→ DATA LINES
----------

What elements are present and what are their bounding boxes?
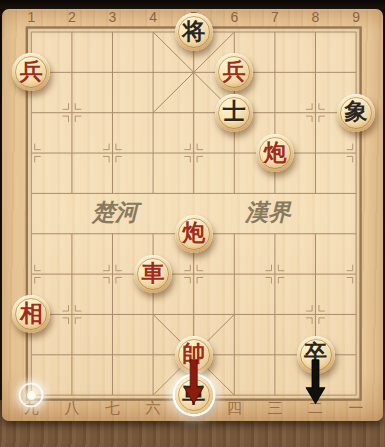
file-label-top-6: 6	[230, 10, 238, 24]
piece-red-cannon-a[interactable]: 炮	[256, 134, 294, 172]
piece-black-chariot[interactable]: 車	[175, 376, 213, 414]
file-label-top-2: 2	[68, 10, 76, 24]
piece-red-soldier-a[interactable]: 兵	[12, 53, 50, 91]
move-origin-marker	[19, 383, 44, 408]
piece-black-elephant[interactable]: 象	[337, 94, 375, 132]
piece-black-advisor[interactable]: 士	[215, 94, 253, 132]
top-edge-shade	[0, 0, 385, 9]
file-label-top-1: 1	[27, 10, 35, 24]
file-label-bottom-4: 六	[146, 401, 161, 416]
piece-glyph: 兵	[223, 60, 246, 83]
file-label-top-7: 7	[271, 10, 279, 24]
piece-glyph: 車	[142, 262, 165, 285]
piece-glyph: 卒	[304, 342, 327, 365]
file-label-bottom-7: 三	[267, 401, 282, 416]
file-label-bottom-8: 二	[308, 401, 323, 416]
file-label-top-3: 3	[109, 10, 117, 24]
piece-glyph: 相	[20, 302, 43, 325]
file-label-bottom-9: 一	[349, 401, 364, 416]
piece-black-general[interactable]: 将	[175, 13, 213, 51]
piece-red-soldier-b[interactable]: 兵	[215, 53, 253, 91]
piece-glyph: 将	[182, 20, 205, 43]
piece-red-cannon-b[interactable]: 炮	[175, 215, 213, 253]
piece-glyph: 士	[223, 100, 246, 123]
xiangqi-board[interactable]: 123456789 九八七六五四三二一 楚河 漢界 将兵兵士象炮炮車相帥卒車	[2, 9, 383, 421]
file-label-top-9: 9	[352, 10, 360, 24]
file-label-top-4: 4	[149, 10, 157, 24]
piece-glyph: 炮	[263, 141, 286, 164]
piece-glyph: 炮	[182, 221, 205, 244]
piece-black-soldier[interactable]: 卒	[297, 336, 335, 374]
river-label-right: 漢界	[245, 197, 291, 228]
piece-glyph: 帥	[182, 342, 205, 365]
file-label-bottom-2: 八	[64, 401, 79, 416]
file-label-top-8: 8	[312, 10, 320, 24]
piece-glyph: 車	[182, 383, 205, 406]
piece-red-chariot[interactable]: 車	[134, 255, 172, 293]
piece-glyph: 象	[345, 100, 368, 123]
piece-red-general[interactable]: 帥	[175, 336, 213, 374]
piece-red-elephant[interactable]: 相	[12, 295, 50, 333]
river-label-left: 楚河	[92, 197, 138, 228]
piece-glyph: 兵	[20, 60, 43, 83]
file-label-bottom-3: 七	[105, 401, 120, 416]
file-label-bottom-6: 四	[227, 401, 242, 416]
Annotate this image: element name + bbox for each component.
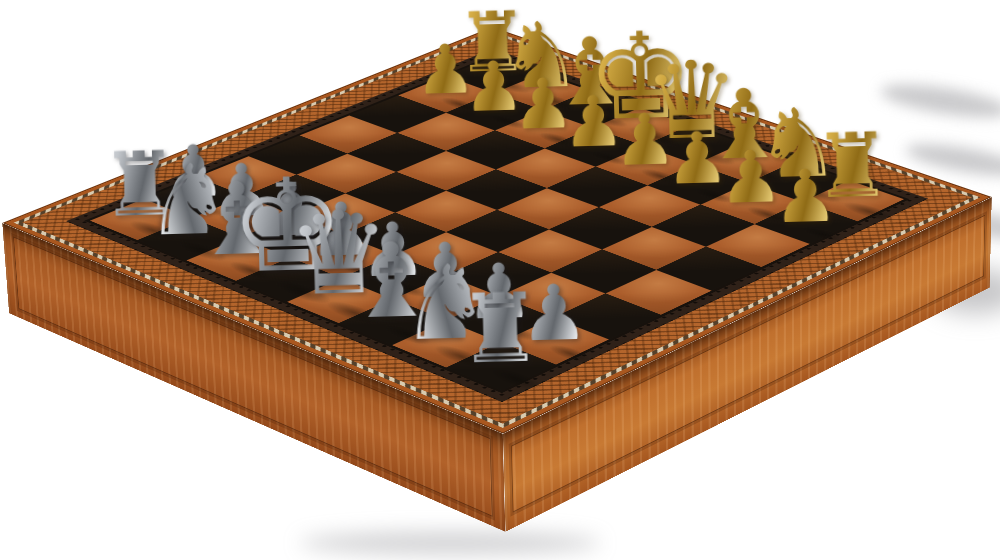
product-photo-stage: ♜♞♝♚♛♝♞♜♟♟♟♟♟♟♟♟♜♞♝♚♛♝♞♜♟♟♟♟♟♟♟♟: [0, 0, 1000, 560]
black-rook-glyph: ♜: [433, 280, 568, 378]
chess-set-scene: ♜♞♝♚♛♝♞♜♟♟♟♟♟♟♟♟♜♞♝♚♛♝♞♜♟♟♟♟♟♟♟♟: [0, 0, 1000, 560]
white-pawn-glyph: ♟: [754, 159, 858, 234]
board-case: ♜♞♝♚♛♝♞♜♟♟♟♟♟♟♟♟♜♞♝♚♛♝♞♜♟♟♟♟♟♟♟♟: [2, 27, 992, 434]
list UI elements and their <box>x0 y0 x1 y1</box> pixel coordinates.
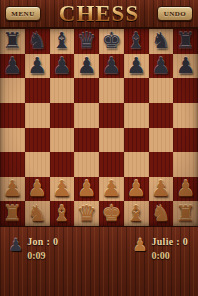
square-b4[interactable] <box>25 128 50 153</box>
square-a6[interactable] <box>0 78 25 103</box>
square-g2[interactable]: ♟ <box>149 177 174 202</box>
square-h1[interactable]: ♜ <box>173 201 198 226</box>
square-b7[interactable]: ♟ <box>25 54 50 79</box>
white-queen: ♛ <box>77 203 97 225</box>
square-f6[interactable] <box>124 78 149 103</box>
black-queen: ♛ <box>77 30 97 52</box>
square-h8[interactable]: ♜ <box>173 29 198 54</box>
square-g4[interactable] <box>149 128 174 153</box>
square-h7[interactable]: ♟ <box>173 54 198 79</box>
square-h6[interactable] <box>173 78 198 103</box>
square-f7[interactable]: ♟ <box>124 54 149 79</box>
square-a1[interactable]: ♜ <box>0 201 25 226</box>
square-c5[interactable] <box>50 103 75 128</box>
square-b6[interactable] <box>25 78 50 103</box>
white-knight: ♞ <box>151 203 171 225</box>
square-e8[interactable]: ♚ <box>99 29 124 54</box>
player-right-clock: 0:00 <box>151 249 188 262</box>
chess-board: ♜♞♝♛♚♝♞♜♟♟♟♟♟♟♟♟♟♟♟♟♟♟♟♟♜♞♝♛♚♝♞♜ <box>0 28 198 226</box>
square-b5[interactable] <box>25 103 50 128</box>
square-a4[interactable] <box>0 128 25 153</box>
square-c8[interactable]: ♝ <box>50 29 75 54</box>
square-e2[interactable]: ♟ <box>99 177 124 202</box>
square-d2[interactable]: ♟ <box>74 177 99 202</box>
square-a8[interactable]: ♜ <box>0 29 25 54</box>
white-king: ♚ <box>102 203 122 225</box>
black-pawn: ♟ <box>27 55 47 77</box>
square-b3[interactable] <box>25 152 50 177</box>
square-d8[interactable]: ♛ <box>74 29 99 54</box>
black-pawn: ♟ <box>3 55 23 77</box>
square-b8[interactable]: ♞ <box>25 29 50 54</box>
square-e4[interactable] <box>99 128 124 153</box>
square-d3[interactable] <box>74 152 99 177</box>
black-pawn: ♟ <box>151 55 171 77</box>
square-g8[interactable]: ♞ <box>149 29 174 54</box>
white-pawn: ♟ <box>151 178 171 200</box>
black-knight: ♞ <box>151 30 171 52</box>
square-f8[interactable]: ♝ <box>124 29 149 54</box>
player-left-name-score: Jon : 0 <box>27 236 58 248</box>
square-c2[interactable]: ♟ <box>50 177 75 202</box>
white-pawn: ♟ <box>3 178 23 200</box>
black-pawn-icon: ♟ <box>8 237 23 254</box>
square-c6[interactable] <box>50 78 75 103</box>
white-bishop: ♝ <box>52 203 72 225</box>
white-rook: ♜ <box>3 203 23 225</box>
square-f5[interactable] <box>124 103 149 128</box>
black-pawn: ♟ <box>52 55 72 77</box>
square-g6[interactable] <box>149 78 174 103</box>
black-knight: ♞ <box>27 30 47 52</box>
player-left: ♟ Jon : 0 0:09 <box>8 236 58 296</box>
square-b2[interactable]: ♟ <box>25 177 50 202</box>
white-pawn: ♟ <box>52 178 72 200</box>
app-title: CHESS <box>59 0 139 28</box>
square-c3[interactable] <box>50 152 75 177</box>
status-bar: ♟ Jon : 0 0:09 ♟ Julie : 0 0:00 <box>0 226 198 296</box>
square-f3[interactable] <box>124 152 149 177</box>
square-g5[interactable] <box>149 103 174 128</box>
square-a5[interactable] <box>0 103 25 128</box>
black-rook: ♜ <box>3 30 23 52</box>
menu-button[interactable]: MENU <box>5 6 41 21</box>
black-pawn: ♟ <box>126 55 146 77</box>
square-d5[interactable] <box>74 103 99 128</box>
white-pawn: ♟ <box>77 178 97 200</box>
white-rook: ♜ <box>176 203 196 225</box>
white-knight: ♞ <box>27 203 47 225</box>
chess-app-window: MENU CHESS UNDO ♜♞♝♛♚♝♞♜♟♟♟♟♟♟♟♟♟♟♟♟♟♟♟♟… <box>0 0 198 296</box>
white-pawn: ♟ <box>126 178 146 200</box>
square-g7[interactable]: ♟ <box>149 54 174 79</box>
square-f1[interactable]: ♝ <box>124 201 149 226</box>
square-a7[interactable]: ♟ <box>0 54 25 79</box>
black-pawn: ♟ <box>77 55 97 77</box>
square-b1[interactable]: ♞ <box>25 201 50 226</box>
black-rook: ♜ <box>176 30 196 52</box>
board-grid: ♜♞♝♛♚♝♞♜♟♟♟♟♟♟♟♟♟♟♟♟♟♟♟♟♜♞♝♛♚♝♞♜ <box>0 29 198 226</box>
white-pawn: ♟ <box>27 178 47 200</box>
square-h2[interactable]: ♟ <box>173 177 198 202</box>
square-e5[interactable] <box>99 103 124 128</box>
black-bishop: ♝ <box>52 30 72 52</box>
square-f2[interactable]: ♟ <box>124 177 149 202</box>
white-pawn-icon: ♟ <box>132 237 147 254</box>
white-pawn: ♟ <box>176 178 196 200</box>
square-h3[interactable] <box>173 152 198 177</box>
square-e7[interactable]: ♟ <box>99 54 124 79</box>
square-d1[interactable]: ♛ <box>74 201 99 226</box>
black-pawn: ♟ <box>102 55 122 77</box>
undo-button[interactable]: UNDO <box>157 6 193 21</box>
square-d4[interactable] <box>74 128 99 153</box>
square-f4[interactable] <box>124 128 149 153</box>
black-king: ♚ <box>102 30 122 52</box>
square-c1[interactable]: ♝ <box>50 201 75 226</box>
white-bishop: ♝ <box>126 203 146 225</box>
black-bishop: ♝ <box>126 30 146 52</box>
square-d7[interactable]: ♟ <box>74 54 99 79</box>
square-h4[interactable] <box>173 128 198 153</box>
square-d6[interactable] <box>74 78 99 103</box>
player-right-name-score: Julie : 0 <box>151 236 188 248</box>
square-a2[interactable]: ♟ <box>0 177 25 202</box>
square-e1[interactable]: ♚ <box>99 201 124 226</box>
square-c7[interactable]: ♟ <box>50 54 75 79</box>
square-c4[interactable] <box>50 128 75 153</box>
square-a3[interactable] <box>0 152 25 177</box>
square-h5[interactable] <box>173 103 198 128</box>
player-right: ♟ Julie : 0 0:00 <box>132 236 188 296</box>
player-left-clock: 0:09 <box>27 249 58 262</box>
square-g1[interactable]: ♞ <box>149 201 174 226</box>
square-g3[interactable] <box>149 152 174 177</box>
white-pawn: ♟ <box>102 178 122 200</box>
square-e6[interactable] <box>99 78 124 103</box>
top-bar: MENU CHESS UNDO <box>0 0 198 28</box>
black-pawn: ♟ <box>176 55 196 77</box>
square-e3[interactable] <box>99 152 124 177</box>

----------

Reproduce the items from the line with "square-b4[interactable] <box>25 128" up to and including the line with "square-e8[interactable]: ♚ <box>99", replacing "interactable" with "clickable" and changing nothing else.

→ SOLUTION TO THIS PROBLEM
square-b4[clickable] <box>25 128 50 153</box>
square-a6[clickable] <box>0 78 25 103</box>
square-g2[clickable]: ♟ <box>149 177 174 202</box>
square-h1[clickable]: ♜ <box>173 201 198 226</box>
square-b7[clickable]: ♟ <box>25 54 50 79</box>
white-queen: ♛ <box>77 203 97 225</box>
square-f6[clickable] <box>124 78 149 103</box>
black-queen: ♛ <box>77 30 97 52</box>
square-h8[clickable]: ♜ <box>173 29 198 54</box>
square-g4[clickable] <box>149 128 174 153</box>
square-h7[clickable]: ♟ <box>173 54 198 79</box>
square-h6[clickable] <box>173 78 198 103</box>
square-f7[clickable]: ♟ <box>124 54 149 79</box>
square-a1[clickable]: ♜ <box>0 201 25 226</box>
square-c5[clickable] <box>50 103 75 128</box>
square-b6[clickable] <box>25 78 50 103</box>
white-knight: ♞ <box>151 203 171 225</box>
square-e8[clickable]: ♚ <box>99 29 124 54</box>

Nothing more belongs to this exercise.